- Task details -
Spot every line with the word "arcmin" and return it.

+ + + +

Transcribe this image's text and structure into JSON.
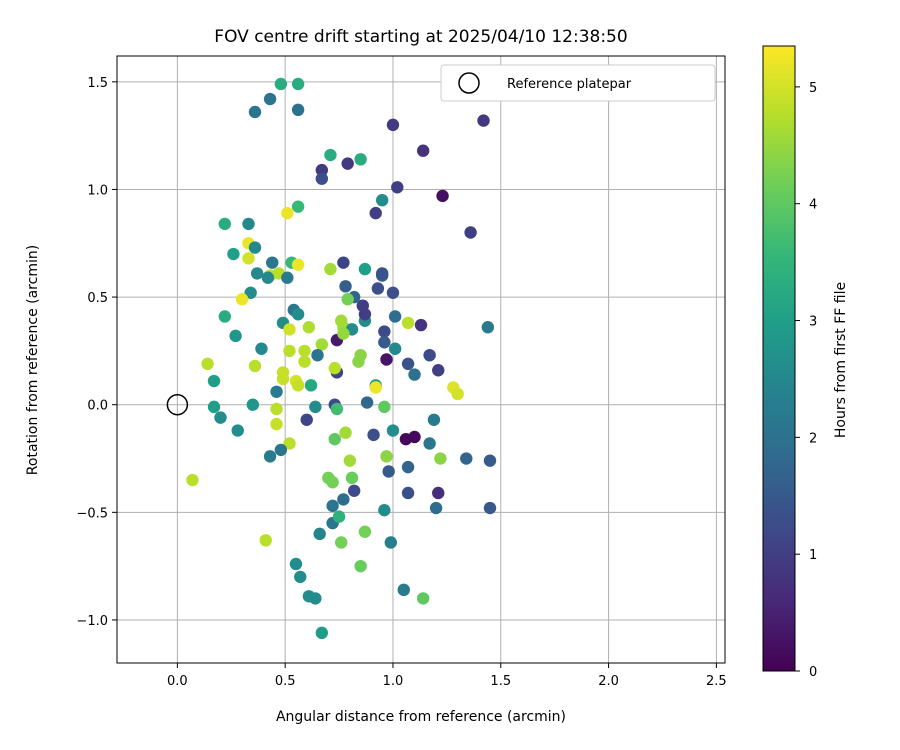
{
  "chart_data": {
    "type": "scatter",
    "title": "FOV centre drift starting at 2025/04/10 12:38:50",
    "xlabel": "Angular distance from reference (arcmin)",
    "ylabel": "Rotation from reference (arcmin)",
    "xlim": [
      -0.28,
      2.54
    ],
    "ylim": [
      -1.2,
      1.62
    ],
    "xticks": [
      0.0,
      0.5,
      1.0,
      1.5,
      2.0,
      2.5
    ],
    "xtick_labels": [
      "0.0",
      "0.5",
      "1.0",
      "1.5",
      "2.0",
      "2.5"
    ],
    "yticks": [
      -1.0,
      -0.5,
      0.0,
      0.5,
      1.0,
      1.5
    ],
    "ytick_labels": [
      "−1.0",
      "−0.5",
      "0.0",
      "0.5",
      "1.0",
      "1.5"
    ],
    "grid": true,
    "legend": {
      "position": "top-right",
      "label": "Reference platepar"
    },
    "reference_point": {
      "x": 0.0,
      "y": 0.0
    },
    "colorbar": {
      "label": "Hours from first FF file",
      "colormap": "viridis",
      "range": [
        0,
        5.35
      ],
      "ticks": [
        0,
        1,
        2,
        3,
        4,
        5
      ],
      "tick_labels": [
        "0",
        "1",
        "2",
        "3",
        "4",
        "5"
      ]
    },
    "points": [
      {
        "x": 0.36,
        "y": 1.36,
        "h": 2.1
      },
      {
        "x": 0.43,
        "y": 1.42,
        "h": 2.1
      },
      {
        "x": 0.48,
        "y": 1.49,
        "h": 3.3
      },
      {
        "x": 0.56,
        "y": 1.49,
        "h": 3.3
      },
      {
        "x": 0.56,
        "y": 1.37,
        "h": 2.0
      },
      {
        "x": 0.71,
        "y": 1.16,
        "h": 3.3
      },
      {
        "x": 0.67,
        "y": 1.09,
        "h": 0.9
      },
      {
        "x": 0.67,
        "y": 1.05,
        "h": 1.3
      },
      {
        "x": 0.79,
        "y": 1.12,
        "h": 0.9
      },
      {
        "x": 0.85,
        "y": 1.14,
        "h": 3.3
      },
      {
        "x": 1.0,
        "y": 1.3,
        "h": 0.9
      },
      {
        "x": 1.14,
        "y": 1.18,
        "h": 0.8
      },
      {
        "x": 1.42,
        "y": 1.32,
        "h": 0.9
      },
      {
        "x": 1.23,
        "y": 0.97,
        "h": 0.2
      },
      {
        "x": 1.02,
        "y": 1.01,
        "h": 1.0
      },
      {
        "x": 0.95,
        "y": 0.95,
        "h": 2.6
      },
      {
        "x": 0.92,
        "y": 0.89,
        "h": 1.0
      },
      {
        "x": 1.36,
        "y": 0.8,
        "h": 1.0
      },
      {
        "x": 0.56,
        "y": 0.92,
        "h": 3.6
      },
      {
        "x": 0.51,
        "y": 0.89,
        "h": 5.2
      },
      {
        "x": 0.22,
        "y": 0.84,
        "h": 3.3
      },
      {
        "x": 0.33,
        "y": 0.84,
        "h": 2.5
      },
      {
        "x": 0.33,
        "y": 0.75,
        "h": 5.2
      },
      {
        "x": 0.36,
        "y": 0.73,
        "h": 2.5
      },
      {
        "x": 0.26,
        "y": 0.7,
        "h": 3.0
      },
      {
        "x": 0.33,
        "y": 0.68,
        "h": 5.0
      },
      {
        "x": 0.44,
        "y": 0.66,
        "h": 2.1
      },
      {
        "x": 0.53,
        "y": 0.66,
        "h": 3.6
      },
      {
        "x": 0.56,
        "y": 0.65,
        "h": 5.2
      },
      {
        "x": 0.37,
        "y": 0.61,
        "h": 2.5
      },
      {
        "x": 0.43,
        "y": 0.6,
        "h": 4.8
      },
      {
        "x": 0.47,
        "y": 0.61,
        "h": 4.8
      },
      {
        "x": 0.42,
        "y": 0.59,
        "h": 2.5
      },
      {
        "x": 0.51,
        "y": 0.59,
        "h": 2.2
      },
      {
        "x": 0.71,
        "y": 0.63,
        "h": 4.6
      },
      {
        "x": 0.77,
        "y": 0.66,
        "h": 1.1
      },
      {
        "x": 0.87,
        "y": 0.63,
        "h": 3.0
      },
      {
        "x": 0.95,
        "y": 0.6,
        "h": 1.5
      },
      {
        "x": 0.95,
        "y": 0.61,
        "h": 1.4
      },
      {
        "x": 0.78,
        "y": 0.55,
        "h": 1.6
      },
      {
        "x": 0.34,
        "y": 0.52,
        "h": 2.6
      },
      {
        "x": 0.3,
        "y": 0.49,
        "h": 5.2
      },
      {
        "x": 0.82,
        "y": 0.5,
        "h": 1.7
      },
      {
        "x": 0.79,
        "y": 0.49,
        "h": 4.2
      },
      {
        "x": 0.86,
        "y": 0.46,
        "h": 1.0
      },
      {
        "x": 0.93,
        "y": 0.54,
        "h": 1.3
      },
      {
        "x": 1.0,
        "y": 0.52,
        "h": 1.3
      },
      {
        "x": 0.22,
        "y": 0.41,
        "h": 3.3
      },
      {
        "x": 0.54,
        "y": 0.44,
        "h": 2.1
      },
      {
        "x": 0.56,
        "y": 0.42,
        "h": 2.6
      },
      {
        "x": 0.49,
        "y": 0.38,
        "h": 2.6
      },
      {
        "x": 0.52,
        "y": 0.35,
        "h": 5.0
      },
      {
        "x": 0.61,
        "y": 0.36,
        "h": 4.7
      },
      {
        "x": 0.76,
        "y": 0.39,
        "h": 4.6
      },
      {
        "x": 0.77,
        "y": 0.36,
        "h": 4.6
      },
      {
        "x": 0.81,
        "y": 0.35,
        "h": 2.6
      },
      {
        "x": 0.87,
        "y": 0.39,
        "h": 2.6
      },
      {
        "x": 0.87,
        "y": 0.42,
        "h": 1.0
      },
      {
        "x": 1.01,
        "y": 0.41,
        "h": 1.9
      },
      {
        "x": 1.07,
        "y": 0.38,
        "h": 4.8
      },
      {
        "x": 1.13,
        "y": 0.37,
        "h": 0.8
      },
      {
        "x": 1.44,
        "y": 0.36,
        "h": 2.2
      },
      {
        "x": 0.27,
        "y": 0.32,
        "h": 2.8
      },
      {
        "x": 0.74,
        "y": 0.3,
        "h": 0.4
      },
      {
        "x": 0.77,
        "y": 0.33,
        "h": 4.5
      },
      {
        "x": 0.67,
        "y": 0.28,
        "h": 4.6
      },
      {
        "x": 0.96,
        "y": 0.34,
        "h": 1.2
      },
      {
        "x": 0.96,
        "y": 0.29,
        "h": 1.5
      },
      {
        "x": 1.01,
        "y": 0.26,
        "h": 2.5
      },
      {
        "x": 0.39,
        "y": 0.26,
        "h": 2.5
      },
      {
        "x": 0.52,
        "y": 0.25,
        "h": 4.8
      },
      {
        "x": 0.59,
        "y": 0.25,
        "h": 4.8
      },
      {
        "x": 0.65,
        "y": 0.23,
        "h": 2.1
      },
      {
        "x": 0.59,
        "y": 0.2,
        "h": 4.8
      },
      {
        "x": 0.84,
        "y": 0.2,
        "h": 4.4
      },
      {
        "x": 0.85,
        "y": 0.23,
        "h": 4.4
      },
      {
        "x": 0.97,
        "y": 0.21,
        "h": 0.3
      },
      {
        "x": 1.07,
        "y": 0.19,
        "h": 1.4
      },
      {
        "x": 1.1,
        "y": 0.14,
        "h": 2.0
      },
      {
        "x": 1.17,
        "y": 0.23,
        "h": 1.2
      },
      {
        "x": 1.21,
        "y": 0.16,
        "h": 1.0
      },
      {
        "x": 0.14,
        "y": 0.19,
        "h": 4.8
      },
      {
        "x": 0.17,
        "y": 0.11,
        "h": 3.0
      },
      {
        "x": 0.36,
        "y": 0.18,
        "h": 4.8
      },
      {
        "x": 0.49,
        "y": 0.15,
        "h": 4.9
      },
      {
        "x": 0.49,
        "y": 0.12,
        "h": 4.9
      },
      {
        "x": 0.55,
        "y": 0.11,
        "h": 5.0
      },
      {
        "x": 0.56,
        "y": 0.09,
        "h": 4.9
      },
      {
        "x": 0.62,
        "y": 0.09,
        "h": 3.2
      },
      {
        "x": 0.74,
        "y": 0.15,
        "h": 1.1
      },
      {
        "x": 0.73,
        "y": 0.17,
        "h": 4.8
      },
      {
        "x": 0.92,
        "y": 0.09,
        "h": 3.0
      },
      {
        "x": 0.92,
        "y": 0.08,
        "h": 5.2
      },
      {
        "x": 0.46,
        "y": 0.06,
        "h": 2.2
      },
      {
        "x": 1.28,
        "y": 0.08,
        "h": 5.1
      },
      {
        "x": 1.3,
        "y": 0.05,
        "h": 5.0
      },
      {
        "x": 0.17,
        "y": -0.01,
        "h": 3.0
      },
      {
        "x": 0.35,
        "y": 0.0,
        "h": 2.8
      },
      {
        "x": 0.64,
        "y": -0.01,
        "h": 2.6
      },
      {
        "x": 0.73,
        "y": 0.0,
        "h": 1.2
      },
      {
        "x": 0.74,
        "y": -0.02,
        "h": 3.7
      },
      {
        "x": 0.88,
        "y": 0.01,
        "h": 1.8
      },
      {
        "x": 0.96,
        "y": -0.01,
        "h": 4.0
      },
      {
        "x": 0.2,
        "y": -0.06,
        "h": 2.6
      },
      {
        "x": 0.46,
        "y": -0.02,
        "h": 4.8
      },
      {
        "x": 0.46,
        "y": -0.09,
        "h": 4.9
      },
      {
        "x": 0.6,
        "y": -0.07,
        "h": 1.1
      },
      {
        "x": 1.19,
        "y": -0.07,
        "h": 2.2
      },
      {
        "x": 0.28,
        "y": -0.12,
        "h": 2.6
      },
      {
        "x": 0.73,
        "y": -0.16,
        "h": 4.0
      },
      {
        "x": 0.78,
        "y": -0.13,
        "h": 4.6
      },
      {
        "x": 0.91,
        "y": -0.14,
        "h": 1.3
      },
      {
        "x": 1.0,
        "y": -0.12,
        "h": 2.6
      },
      {
        "x": 1.06,
        "y": -0.16,
        "h": 0.1
      },
      {
        "x": 1.1,
        "y": -0.15,
        "h": 0.1
      },
      {
        "x": 1.17,
        "y": -0.18,
        "h": 2.1
      },
      {
        "x": 0.52,
        "y": -0.18,
        "h": 4.8
      },
      {
        "x": 0.48,
        "y": -0.21,
        "h": 2.1
      },
      {
        "x": 0.43,
        "y": -0.24,
        "h": 2.2
      },
      {
        "x": 0.97,
        "y": -0.24,
        "h": 4.4
      },
      {
        "x": 1.22,
        "y": -0.25,
        "h": 4.4
      },
      {
        "x": 1.34,
        "y": -0.25,
        "h": 1.7
      },
      {
        "x": 1.45,
        "y": -0.26,
        "h": 1.5
      },
      {
        "x": 0.8,
        "y": -0.26,
        "h": 4.6
      },
      {
        "x": 0.98,
        "y": -0.31,
        "h": 1.5
      },
      {
        "x": 1.07,
        "y": -0.29,
        "h": 1.7
      },
      {
        "x": 0.07,
        "y": -0.35,
        "h": 4.8
      },
      {
        "x": 0.7,
        "y": -0.34,
        "h": 4.2
      },
      {
        "x": 0.72,
        "y": -0.36,
        "h": 4.2
      },
      {
        "x": 0.81,
        "y": -0.34,
        "h": 4.1
      },
      {
        "x": 0.82,
        "y": -0.4,
        "h": 1.2
      },
      {
        "x": 0.77,
        "y": -0.44,
        "h": 1.9
      },
      {
        "x": 1.07,
        "y": -0.41,
        "h": 1.3
      },
      {
        "x": 1.21,
        "y": -0.41,
        "h": 0.7
      },
      {
        "x": 0.72,
        "y": -0.47,
        "h": 2.1
      },
      {
        "x": 0.96,
        "y": -0.49,
        "h": 2.6
      },
      {
        "x": 1.2,
        "y": -0.48,
        "h": 1.9
      },
      {
        "x": 1.45,
        "y": -0.48,
        "h": 1.5
      },
      {
        "x": 0.72,
        "y": -0.55,
        "h": 2.1
      },
      {
        "x": 0.75,
        "y": -0.52,
        "h": 3.4
      },
      {
        "x": 0.66,
        "y": -0.6,
        "h": 2.4
      },
      {
        "x": 0.87,
        "y": -0.59,
        "h": 4.2
      },
      {
        "x": 0.76,
        "y": -0.64,
        "h": 4.2
      },
      {
        "x": 0.99,
        "y": -0.64,
        "h": 2.3
      },
      {
        "x": 0.41,
        "y": -0.63,
        "h": 4.8
      },
      {
        "x": 0.55,
        "y": -0.74,
        "h": 2.6
      },
      {
        "x": 0.85,
        "y": -0.75,
        "h": 4.1
      },
      {
        "x": 0.57,
        "y": -0.8,
        "h": 2.6
      },
      {
        "x": 1.05,
        "y": -0.86,
        "h": 2.2
      },
      {
        "x": 1.14,
        "y": -0.9,
        "h": 4.0
      },
      {
        "x": 0.61,
        "y": -0.89,
        "h": 2.6
      },
      {
        "x": 0.64,
        "y": -0.9,
        "h": 2.6
      },
      {
        "x": 0.67,
        "y": -1.06,
        "h": 2.9
      }
    ]
  }
}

+ + + +

- Answer in full -
    "xlabel": "Angular distance from reference (arcmin)",
    "ylabel": "Rotation from reference (arcmin)",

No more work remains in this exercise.